▶ Source data:
☆ ☆ ☆ ☆
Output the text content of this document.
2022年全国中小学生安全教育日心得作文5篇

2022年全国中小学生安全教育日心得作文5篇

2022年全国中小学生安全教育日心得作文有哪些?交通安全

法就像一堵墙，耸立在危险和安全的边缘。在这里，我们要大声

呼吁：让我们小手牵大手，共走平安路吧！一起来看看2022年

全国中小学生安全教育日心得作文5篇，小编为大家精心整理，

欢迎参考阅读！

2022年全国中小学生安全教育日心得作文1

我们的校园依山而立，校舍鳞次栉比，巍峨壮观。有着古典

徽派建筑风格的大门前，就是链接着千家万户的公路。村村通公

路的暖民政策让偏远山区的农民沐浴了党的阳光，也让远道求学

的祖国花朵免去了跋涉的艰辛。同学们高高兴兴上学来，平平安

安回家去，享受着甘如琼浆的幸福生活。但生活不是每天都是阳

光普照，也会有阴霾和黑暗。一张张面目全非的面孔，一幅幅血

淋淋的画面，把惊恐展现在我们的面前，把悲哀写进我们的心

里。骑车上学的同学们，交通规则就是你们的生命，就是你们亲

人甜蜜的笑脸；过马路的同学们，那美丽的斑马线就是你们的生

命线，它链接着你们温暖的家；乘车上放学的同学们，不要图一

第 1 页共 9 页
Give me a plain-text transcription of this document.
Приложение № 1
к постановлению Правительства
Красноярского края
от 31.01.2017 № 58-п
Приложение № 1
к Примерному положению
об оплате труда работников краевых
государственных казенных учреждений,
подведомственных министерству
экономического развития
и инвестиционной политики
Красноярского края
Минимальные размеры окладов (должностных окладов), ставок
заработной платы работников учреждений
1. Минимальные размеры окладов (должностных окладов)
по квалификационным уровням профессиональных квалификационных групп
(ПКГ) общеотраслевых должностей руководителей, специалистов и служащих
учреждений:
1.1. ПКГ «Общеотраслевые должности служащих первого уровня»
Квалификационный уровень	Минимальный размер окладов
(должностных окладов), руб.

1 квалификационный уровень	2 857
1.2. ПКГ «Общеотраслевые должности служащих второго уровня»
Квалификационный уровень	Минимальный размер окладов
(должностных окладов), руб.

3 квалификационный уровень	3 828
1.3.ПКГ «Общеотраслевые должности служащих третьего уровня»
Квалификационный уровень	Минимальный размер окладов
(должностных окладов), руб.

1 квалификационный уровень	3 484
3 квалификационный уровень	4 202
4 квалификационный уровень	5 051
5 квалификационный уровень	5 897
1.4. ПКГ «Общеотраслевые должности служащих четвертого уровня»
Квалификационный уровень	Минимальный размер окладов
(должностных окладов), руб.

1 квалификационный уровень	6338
☆ ☆ ☆ ☆
▶ WHAT YOU ARE ASKED TO DO: Return each line with "Минимальные".

▶ EXERCISE ANSWER:
Минимальные размеры окладов (должностных окладов), ставок
1. Минимальные размеры окладов (должностных окладов)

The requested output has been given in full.